▶ TASK STATEMENT: Count the lines below that contain the word "year", and report only that number.

▶ GIVEN RECORDS:
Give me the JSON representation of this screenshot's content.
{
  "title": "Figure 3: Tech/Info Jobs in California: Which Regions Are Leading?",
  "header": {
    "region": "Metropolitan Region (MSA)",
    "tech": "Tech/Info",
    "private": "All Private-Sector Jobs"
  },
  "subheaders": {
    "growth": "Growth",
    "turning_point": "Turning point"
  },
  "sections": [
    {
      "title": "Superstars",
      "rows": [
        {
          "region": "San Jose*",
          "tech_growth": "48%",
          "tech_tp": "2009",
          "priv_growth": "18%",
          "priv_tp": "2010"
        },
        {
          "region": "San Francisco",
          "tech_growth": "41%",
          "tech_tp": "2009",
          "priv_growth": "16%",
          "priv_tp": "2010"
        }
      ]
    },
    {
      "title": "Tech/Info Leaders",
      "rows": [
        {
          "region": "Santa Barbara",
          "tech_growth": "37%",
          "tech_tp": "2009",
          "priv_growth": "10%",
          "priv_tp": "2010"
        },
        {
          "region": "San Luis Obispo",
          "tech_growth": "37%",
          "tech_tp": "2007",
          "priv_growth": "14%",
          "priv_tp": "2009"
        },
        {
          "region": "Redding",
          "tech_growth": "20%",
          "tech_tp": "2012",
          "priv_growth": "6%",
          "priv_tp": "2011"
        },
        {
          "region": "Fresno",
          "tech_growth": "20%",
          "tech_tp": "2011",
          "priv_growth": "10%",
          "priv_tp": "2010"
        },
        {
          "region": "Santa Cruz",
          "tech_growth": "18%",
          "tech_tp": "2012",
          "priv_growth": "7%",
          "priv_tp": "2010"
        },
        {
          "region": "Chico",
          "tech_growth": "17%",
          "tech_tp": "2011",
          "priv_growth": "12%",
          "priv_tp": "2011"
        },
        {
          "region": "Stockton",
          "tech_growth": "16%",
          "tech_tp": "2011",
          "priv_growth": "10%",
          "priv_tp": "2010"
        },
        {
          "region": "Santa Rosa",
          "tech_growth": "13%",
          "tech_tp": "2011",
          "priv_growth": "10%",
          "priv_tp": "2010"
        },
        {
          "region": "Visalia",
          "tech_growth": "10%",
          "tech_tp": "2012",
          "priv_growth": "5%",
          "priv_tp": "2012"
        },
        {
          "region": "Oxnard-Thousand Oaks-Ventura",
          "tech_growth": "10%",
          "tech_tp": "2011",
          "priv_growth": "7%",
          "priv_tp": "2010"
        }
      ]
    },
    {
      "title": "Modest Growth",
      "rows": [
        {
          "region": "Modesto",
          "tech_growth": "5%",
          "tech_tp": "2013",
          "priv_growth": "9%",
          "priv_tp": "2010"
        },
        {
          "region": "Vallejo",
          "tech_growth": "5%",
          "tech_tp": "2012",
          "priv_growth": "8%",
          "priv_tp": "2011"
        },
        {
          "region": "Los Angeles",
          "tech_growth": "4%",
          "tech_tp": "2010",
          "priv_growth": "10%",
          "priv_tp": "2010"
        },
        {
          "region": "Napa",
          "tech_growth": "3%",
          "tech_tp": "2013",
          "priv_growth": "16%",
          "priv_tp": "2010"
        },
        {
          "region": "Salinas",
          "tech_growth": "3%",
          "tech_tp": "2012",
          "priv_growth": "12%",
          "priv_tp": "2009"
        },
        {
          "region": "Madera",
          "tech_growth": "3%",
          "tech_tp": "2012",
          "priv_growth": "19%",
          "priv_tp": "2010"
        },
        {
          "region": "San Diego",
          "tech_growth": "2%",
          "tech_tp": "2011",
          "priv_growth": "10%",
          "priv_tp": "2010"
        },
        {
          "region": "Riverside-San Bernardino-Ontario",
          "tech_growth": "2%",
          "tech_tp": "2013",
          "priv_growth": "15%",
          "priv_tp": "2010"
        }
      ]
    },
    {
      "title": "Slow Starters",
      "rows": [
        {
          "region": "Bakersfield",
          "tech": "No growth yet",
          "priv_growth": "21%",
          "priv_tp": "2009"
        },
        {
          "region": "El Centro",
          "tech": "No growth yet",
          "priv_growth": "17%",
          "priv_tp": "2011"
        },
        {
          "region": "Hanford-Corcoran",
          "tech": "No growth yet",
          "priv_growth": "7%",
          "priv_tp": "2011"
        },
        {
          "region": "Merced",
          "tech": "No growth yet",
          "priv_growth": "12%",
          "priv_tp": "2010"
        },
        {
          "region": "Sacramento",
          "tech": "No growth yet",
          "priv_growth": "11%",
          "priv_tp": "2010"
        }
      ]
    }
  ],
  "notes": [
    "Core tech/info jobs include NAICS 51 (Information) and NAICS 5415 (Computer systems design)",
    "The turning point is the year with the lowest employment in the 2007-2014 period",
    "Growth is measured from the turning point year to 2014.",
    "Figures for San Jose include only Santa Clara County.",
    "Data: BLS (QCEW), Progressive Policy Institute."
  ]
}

▶ FULL ANSWER: 2